## Task directions
Show all lines from the data that include the word "Figure".

※ ※ ※

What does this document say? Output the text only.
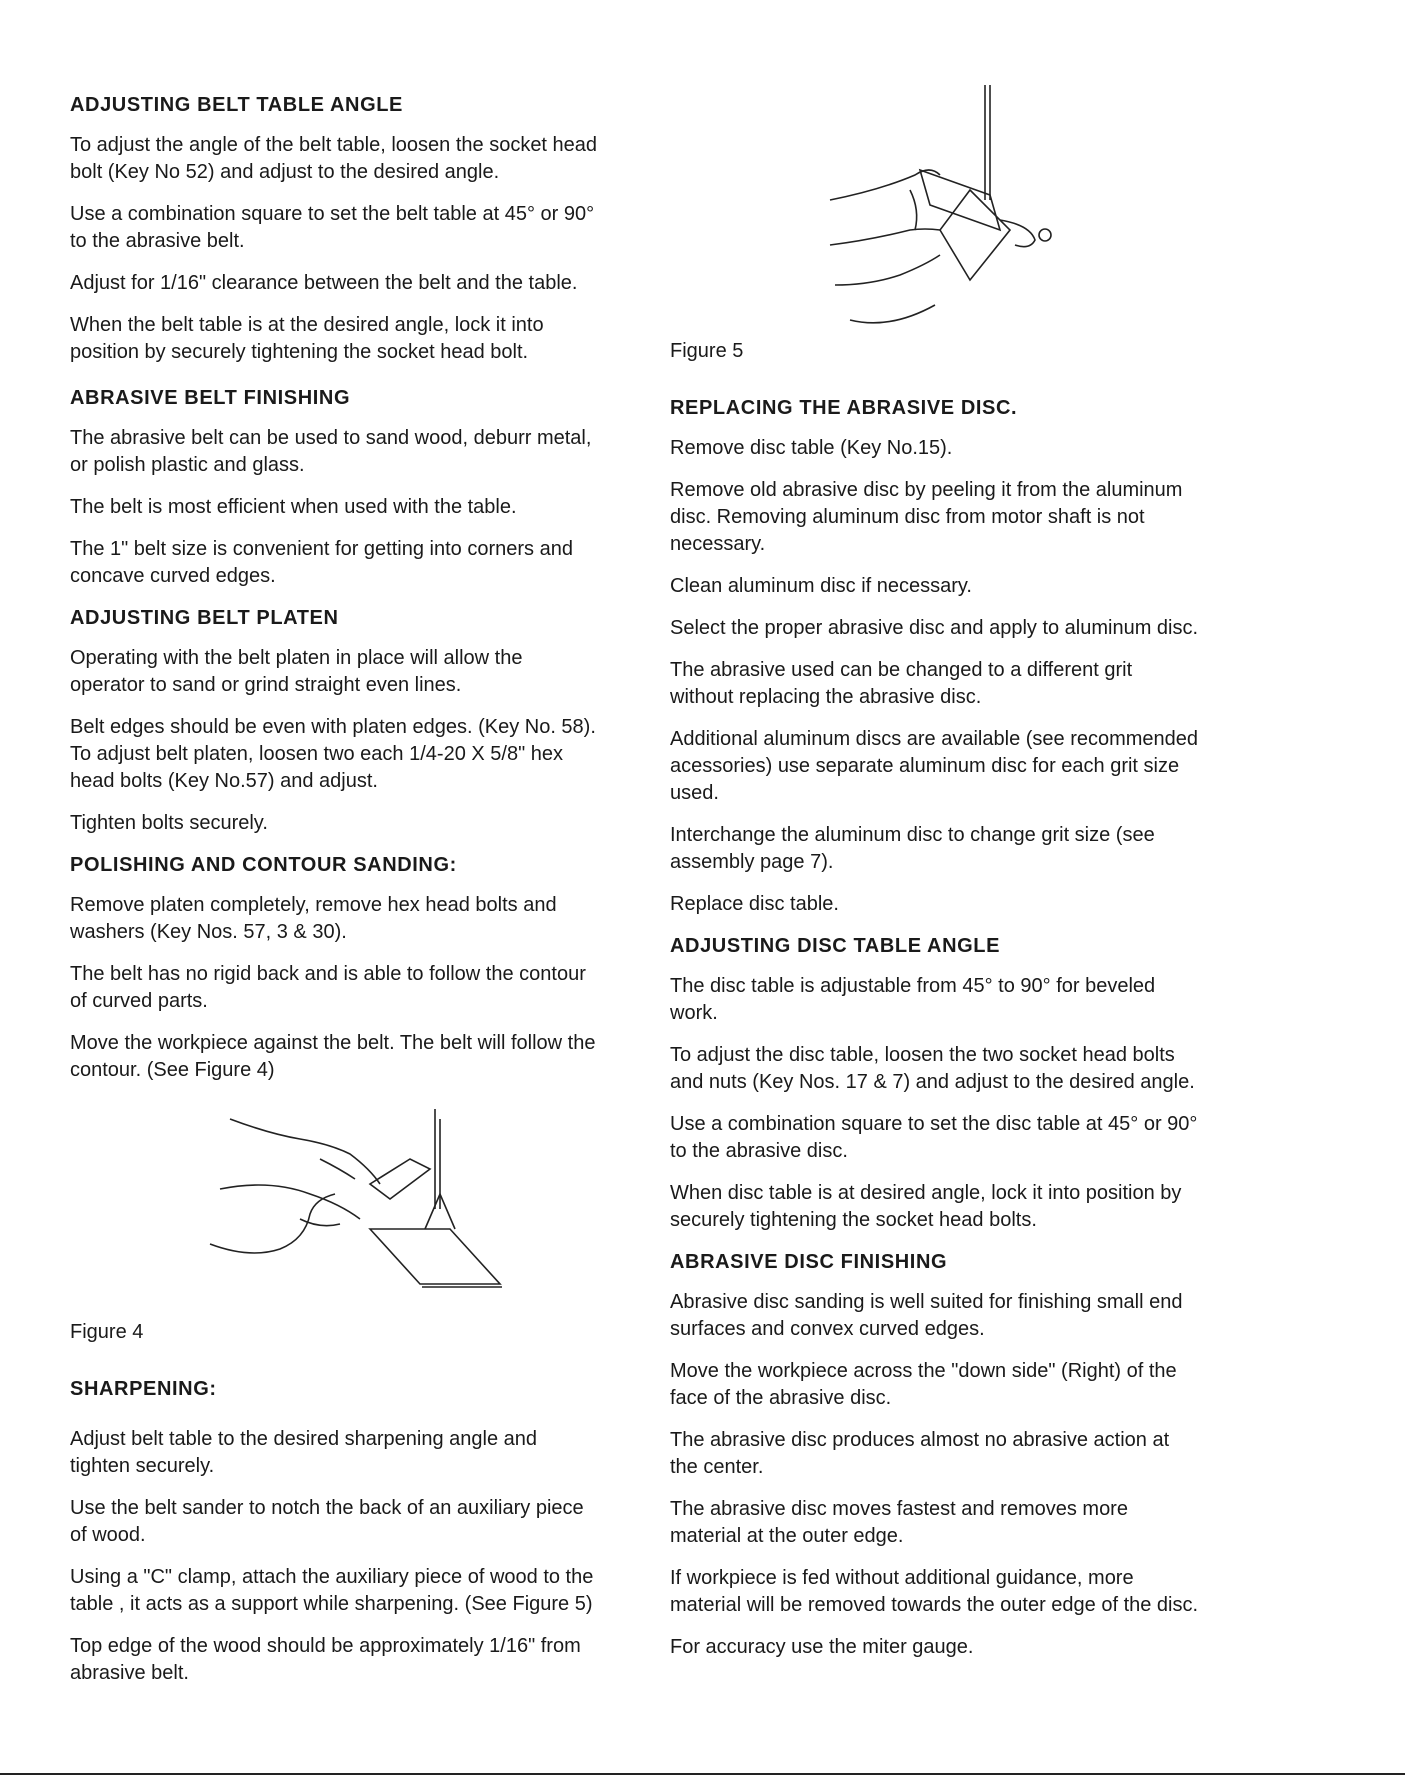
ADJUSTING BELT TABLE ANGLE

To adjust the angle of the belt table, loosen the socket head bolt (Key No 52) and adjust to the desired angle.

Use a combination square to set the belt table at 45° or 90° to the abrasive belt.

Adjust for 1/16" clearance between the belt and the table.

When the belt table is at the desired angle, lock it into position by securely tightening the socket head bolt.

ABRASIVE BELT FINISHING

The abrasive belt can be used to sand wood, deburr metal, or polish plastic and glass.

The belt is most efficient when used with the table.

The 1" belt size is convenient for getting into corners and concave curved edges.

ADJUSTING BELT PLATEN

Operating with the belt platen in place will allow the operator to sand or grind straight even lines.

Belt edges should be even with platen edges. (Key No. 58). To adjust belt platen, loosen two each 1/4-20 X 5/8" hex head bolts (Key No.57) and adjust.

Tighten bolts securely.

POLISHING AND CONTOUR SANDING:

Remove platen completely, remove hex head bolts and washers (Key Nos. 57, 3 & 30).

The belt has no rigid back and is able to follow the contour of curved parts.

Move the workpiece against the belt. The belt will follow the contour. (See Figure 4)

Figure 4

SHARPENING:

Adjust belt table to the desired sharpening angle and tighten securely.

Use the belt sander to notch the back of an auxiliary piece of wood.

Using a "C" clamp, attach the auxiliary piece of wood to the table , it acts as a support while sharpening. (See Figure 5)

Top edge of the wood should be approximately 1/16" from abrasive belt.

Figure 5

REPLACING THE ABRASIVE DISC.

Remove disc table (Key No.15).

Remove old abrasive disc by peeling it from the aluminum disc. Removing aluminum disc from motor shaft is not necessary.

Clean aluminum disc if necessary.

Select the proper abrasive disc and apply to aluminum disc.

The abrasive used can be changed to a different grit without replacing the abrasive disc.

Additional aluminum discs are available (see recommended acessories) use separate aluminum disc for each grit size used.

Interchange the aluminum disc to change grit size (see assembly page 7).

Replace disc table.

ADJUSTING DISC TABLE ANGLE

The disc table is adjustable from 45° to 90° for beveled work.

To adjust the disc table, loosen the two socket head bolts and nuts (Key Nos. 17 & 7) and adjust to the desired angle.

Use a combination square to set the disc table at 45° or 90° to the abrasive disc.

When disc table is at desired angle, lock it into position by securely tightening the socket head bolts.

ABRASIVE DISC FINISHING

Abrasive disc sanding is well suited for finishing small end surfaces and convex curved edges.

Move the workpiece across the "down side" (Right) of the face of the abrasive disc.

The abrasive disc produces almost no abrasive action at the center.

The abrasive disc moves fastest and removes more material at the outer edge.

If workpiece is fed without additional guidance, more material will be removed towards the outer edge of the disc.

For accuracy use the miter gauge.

※ ※ ※

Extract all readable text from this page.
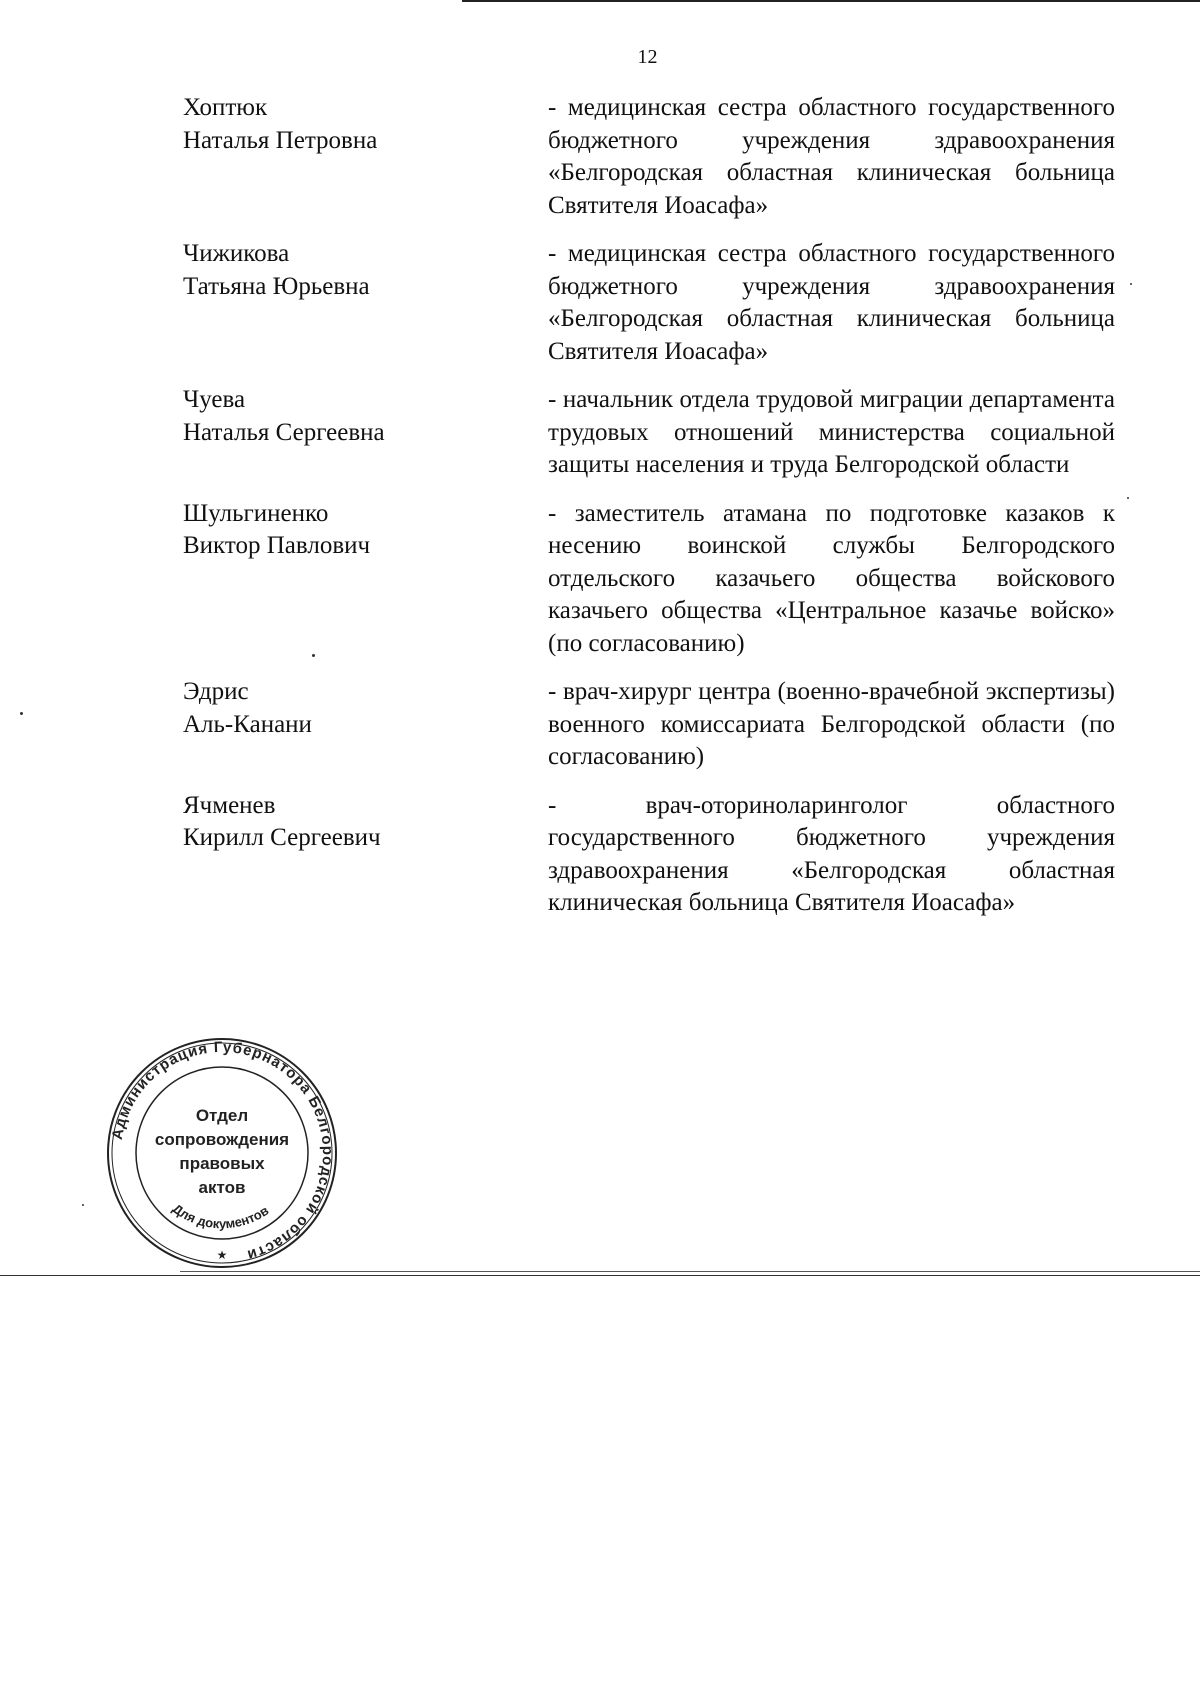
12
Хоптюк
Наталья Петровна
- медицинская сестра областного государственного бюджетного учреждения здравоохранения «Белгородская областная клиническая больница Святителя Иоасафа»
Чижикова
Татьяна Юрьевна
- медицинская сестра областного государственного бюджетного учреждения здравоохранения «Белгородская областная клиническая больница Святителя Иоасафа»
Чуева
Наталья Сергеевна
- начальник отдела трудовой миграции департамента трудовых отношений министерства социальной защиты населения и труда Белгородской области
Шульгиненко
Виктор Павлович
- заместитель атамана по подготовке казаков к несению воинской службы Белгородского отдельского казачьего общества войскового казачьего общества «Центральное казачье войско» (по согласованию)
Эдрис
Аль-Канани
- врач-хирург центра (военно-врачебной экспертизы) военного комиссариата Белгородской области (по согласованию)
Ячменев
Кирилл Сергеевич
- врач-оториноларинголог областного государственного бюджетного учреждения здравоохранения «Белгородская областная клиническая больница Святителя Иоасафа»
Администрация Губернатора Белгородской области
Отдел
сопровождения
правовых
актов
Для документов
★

※ ※ ※

## Reply
Move the workpiece against the belt. The belt will follow the contour. (See Figure 4)
Figure 4
Using a "C" clamp, attach the auxiliary piece of wood to the table , it acts as a support while sharpening. (See Figure 5)
Figure 5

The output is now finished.